== Material shown ==
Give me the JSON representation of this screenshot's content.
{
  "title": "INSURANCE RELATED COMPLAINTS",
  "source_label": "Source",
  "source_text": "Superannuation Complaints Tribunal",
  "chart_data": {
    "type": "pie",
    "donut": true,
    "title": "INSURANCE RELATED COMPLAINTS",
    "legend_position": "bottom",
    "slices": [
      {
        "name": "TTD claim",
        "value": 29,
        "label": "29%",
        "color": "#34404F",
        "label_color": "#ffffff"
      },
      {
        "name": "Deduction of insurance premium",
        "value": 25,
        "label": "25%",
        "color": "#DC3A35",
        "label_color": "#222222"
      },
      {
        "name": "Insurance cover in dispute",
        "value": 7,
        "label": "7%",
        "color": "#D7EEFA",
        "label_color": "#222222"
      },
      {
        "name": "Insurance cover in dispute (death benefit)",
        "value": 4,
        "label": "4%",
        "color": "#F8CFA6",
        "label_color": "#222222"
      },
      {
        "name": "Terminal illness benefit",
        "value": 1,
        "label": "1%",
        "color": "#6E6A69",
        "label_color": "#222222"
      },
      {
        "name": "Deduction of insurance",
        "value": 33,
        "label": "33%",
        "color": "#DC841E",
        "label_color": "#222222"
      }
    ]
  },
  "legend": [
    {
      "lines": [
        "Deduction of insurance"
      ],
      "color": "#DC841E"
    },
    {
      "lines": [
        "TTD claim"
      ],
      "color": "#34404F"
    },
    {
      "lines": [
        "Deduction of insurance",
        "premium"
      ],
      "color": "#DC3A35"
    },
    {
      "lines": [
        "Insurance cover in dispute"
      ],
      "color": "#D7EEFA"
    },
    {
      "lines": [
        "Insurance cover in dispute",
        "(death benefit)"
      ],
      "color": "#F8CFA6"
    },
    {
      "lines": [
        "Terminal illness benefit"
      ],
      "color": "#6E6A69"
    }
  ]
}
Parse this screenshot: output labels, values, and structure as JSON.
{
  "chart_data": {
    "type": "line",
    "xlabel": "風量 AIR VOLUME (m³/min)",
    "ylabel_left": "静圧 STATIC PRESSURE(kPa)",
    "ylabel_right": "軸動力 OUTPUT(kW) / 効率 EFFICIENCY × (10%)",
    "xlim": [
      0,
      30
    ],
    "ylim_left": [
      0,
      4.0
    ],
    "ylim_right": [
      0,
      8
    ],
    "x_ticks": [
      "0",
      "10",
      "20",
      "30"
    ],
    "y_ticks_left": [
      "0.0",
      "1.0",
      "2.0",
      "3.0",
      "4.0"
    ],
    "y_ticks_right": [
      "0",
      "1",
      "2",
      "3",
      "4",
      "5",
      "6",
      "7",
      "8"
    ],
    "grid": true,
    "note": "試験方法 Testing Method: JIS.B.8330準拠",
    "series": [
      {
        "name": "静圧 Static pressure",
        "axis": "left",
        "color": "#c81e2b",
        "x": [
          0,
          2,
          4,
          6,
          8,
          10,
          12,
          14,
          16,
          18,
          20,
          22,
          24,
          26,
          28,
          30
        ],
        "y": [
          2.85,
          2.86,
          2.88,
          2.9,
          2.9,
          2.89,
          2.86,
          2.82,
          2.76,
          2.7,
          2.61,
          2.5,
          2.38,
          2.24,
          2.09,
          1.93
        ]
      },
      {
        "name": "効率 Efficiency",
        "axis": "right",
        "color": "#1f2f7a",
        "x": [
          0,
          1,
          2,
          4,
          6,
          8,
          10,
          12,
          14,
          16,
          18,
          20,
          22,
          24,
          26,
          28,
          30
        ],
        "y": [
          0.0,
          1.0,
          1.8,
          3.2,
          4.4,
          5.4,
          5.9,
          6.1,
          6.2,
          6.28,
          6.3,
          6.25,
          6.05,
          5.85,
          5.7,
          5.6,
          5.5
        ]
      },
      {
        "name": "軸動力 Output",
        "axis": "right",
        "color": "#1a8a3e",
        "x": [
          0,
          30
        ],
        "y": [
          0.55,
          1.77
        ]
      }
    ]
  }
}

---

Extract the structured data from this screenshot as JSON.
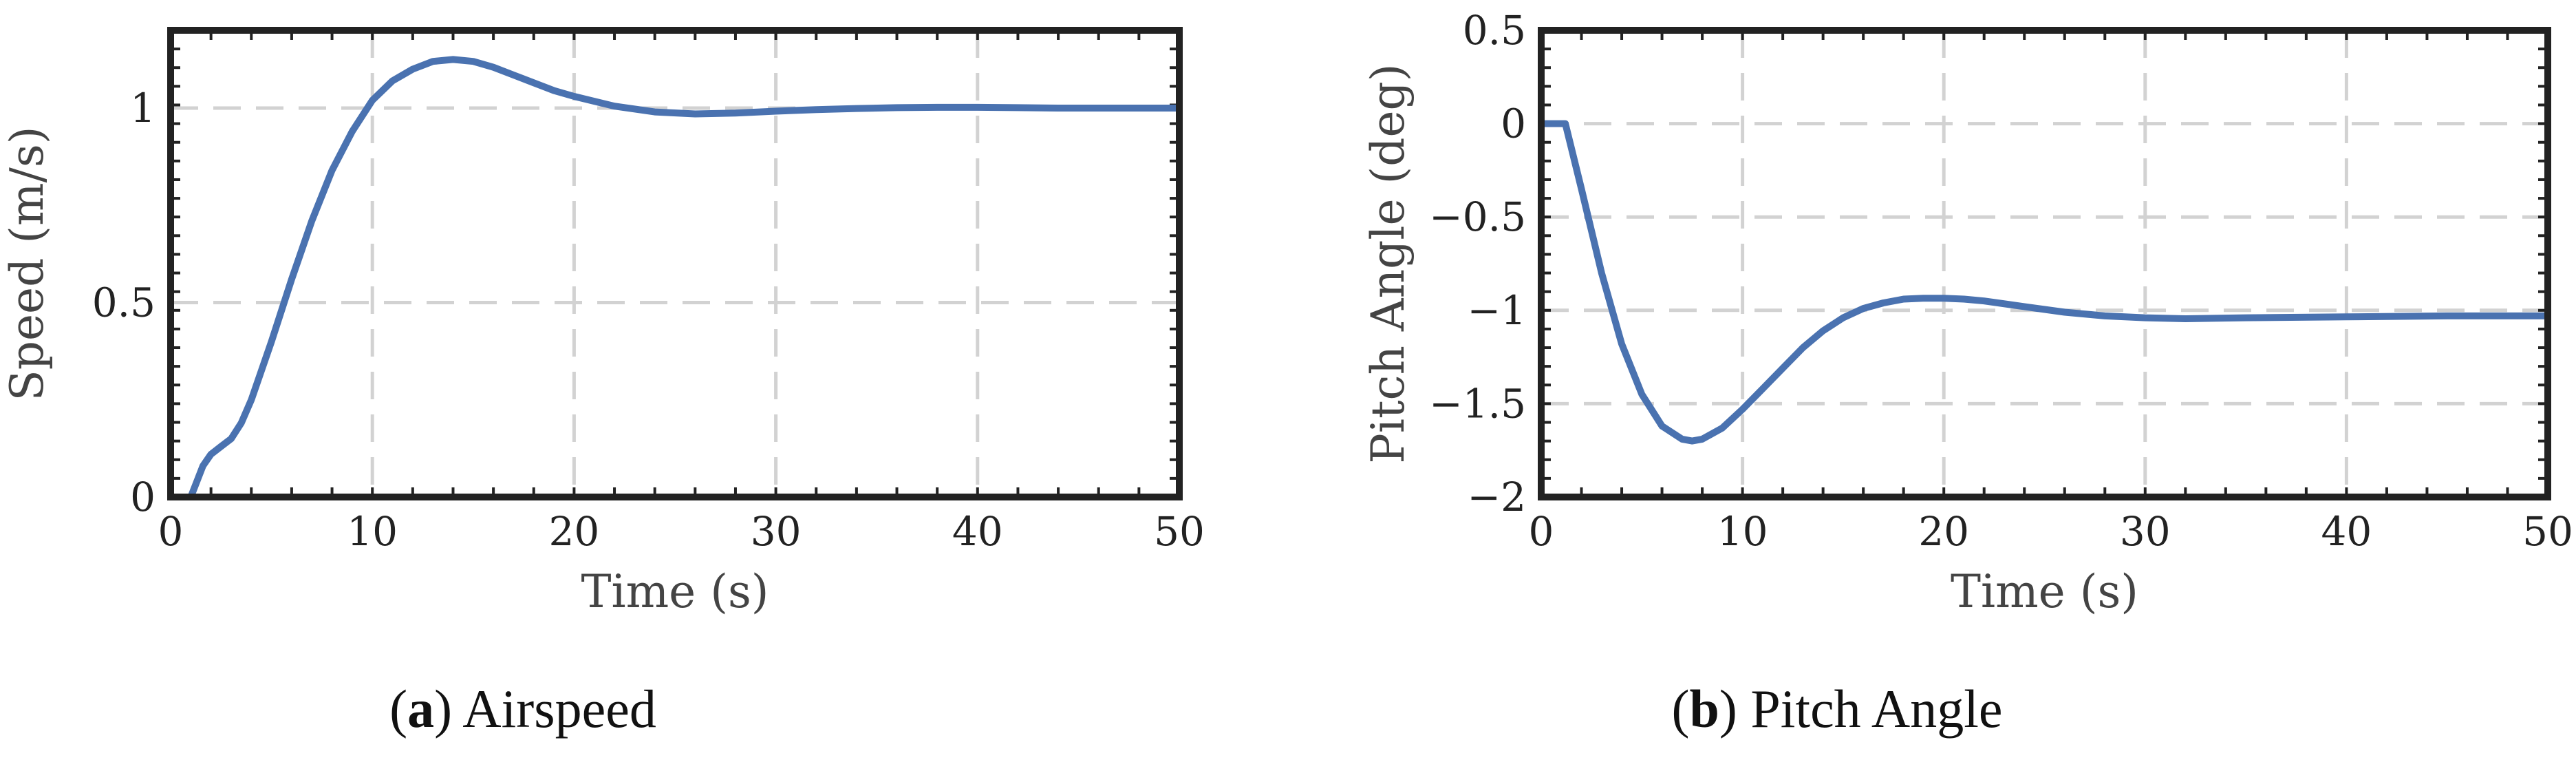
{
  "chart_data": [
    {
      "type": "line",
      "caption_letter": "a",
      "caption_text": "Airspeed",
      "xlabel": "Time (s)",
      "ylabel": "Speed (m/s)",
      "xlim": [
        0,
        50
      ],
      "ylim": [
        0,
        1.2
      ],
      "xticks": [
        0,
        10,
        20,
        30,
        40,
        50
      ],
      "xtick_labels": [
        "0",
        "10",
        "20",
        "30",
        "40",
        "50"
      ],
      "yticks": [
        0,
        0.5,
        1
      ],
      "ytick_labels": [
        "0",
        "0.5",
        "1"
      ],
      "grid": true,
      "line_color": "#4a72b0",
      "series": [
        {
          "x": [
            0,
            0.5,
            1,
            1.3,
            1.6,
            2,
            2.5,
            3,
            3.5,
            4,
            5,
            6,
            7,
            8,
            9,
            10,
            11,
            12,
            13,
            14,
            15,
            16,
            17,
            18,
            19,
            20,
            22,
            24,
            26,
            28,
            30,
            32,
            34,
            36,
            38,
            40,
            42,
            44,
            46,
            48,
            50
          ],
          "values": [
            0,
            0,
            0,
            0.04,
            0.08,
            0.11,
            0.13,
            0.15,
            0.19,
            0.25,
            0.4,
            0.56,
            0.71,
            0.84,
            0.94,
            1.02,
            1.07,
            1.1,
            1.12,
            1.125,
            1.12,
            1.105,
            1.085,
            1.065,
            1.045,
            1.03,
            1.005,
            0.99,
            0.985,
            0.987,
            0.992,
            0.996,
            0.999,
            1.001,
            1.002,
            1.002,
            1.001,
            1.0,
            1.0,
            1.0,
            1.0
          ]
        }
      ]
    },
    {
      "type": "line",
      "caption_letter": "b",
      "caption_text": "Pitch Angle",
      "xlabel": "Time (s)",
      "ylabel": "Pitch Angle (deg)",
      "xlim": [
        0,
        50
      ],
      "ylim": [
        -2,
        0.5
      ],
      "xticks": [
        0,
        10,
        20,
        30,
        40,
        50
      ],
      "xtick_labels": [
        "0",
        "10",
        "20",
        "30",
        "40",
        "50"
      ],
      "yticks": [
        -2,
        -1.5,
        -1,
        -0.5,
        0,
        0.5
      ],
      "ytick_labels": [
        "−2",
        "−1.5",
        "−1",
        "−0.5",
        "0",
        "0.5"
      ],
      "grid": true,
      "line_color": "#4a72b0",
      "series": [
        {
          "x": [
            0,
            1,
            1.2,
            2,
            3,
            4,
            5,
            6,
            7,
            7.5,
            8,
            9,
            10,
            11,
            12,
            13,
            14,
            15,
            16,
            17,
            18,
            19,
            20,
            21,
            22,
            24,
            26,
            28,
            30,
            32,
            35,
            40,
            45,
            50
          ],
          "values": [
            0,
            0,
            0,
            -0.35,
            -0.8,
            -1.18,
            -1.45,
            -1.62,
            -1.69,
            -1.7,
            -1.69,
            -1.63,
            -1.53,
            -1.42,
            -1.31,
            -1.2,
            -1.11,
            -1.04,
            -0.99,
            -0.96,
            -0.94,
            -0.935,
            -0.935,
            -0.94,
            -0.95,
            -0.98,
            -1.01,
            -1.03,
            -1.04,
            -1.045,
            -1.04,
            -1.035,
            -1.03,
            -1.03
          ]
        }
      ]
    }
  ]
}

== Exercise aim ==
Filter the records above for lines containing the word "this", and copy those lines.

== Finished task ==
Give me the JSON representation of this screenshot's content.
Parse this screenshot: output labels, values, and structure as JSON.
Extract the structured data from this screenshot as JSON.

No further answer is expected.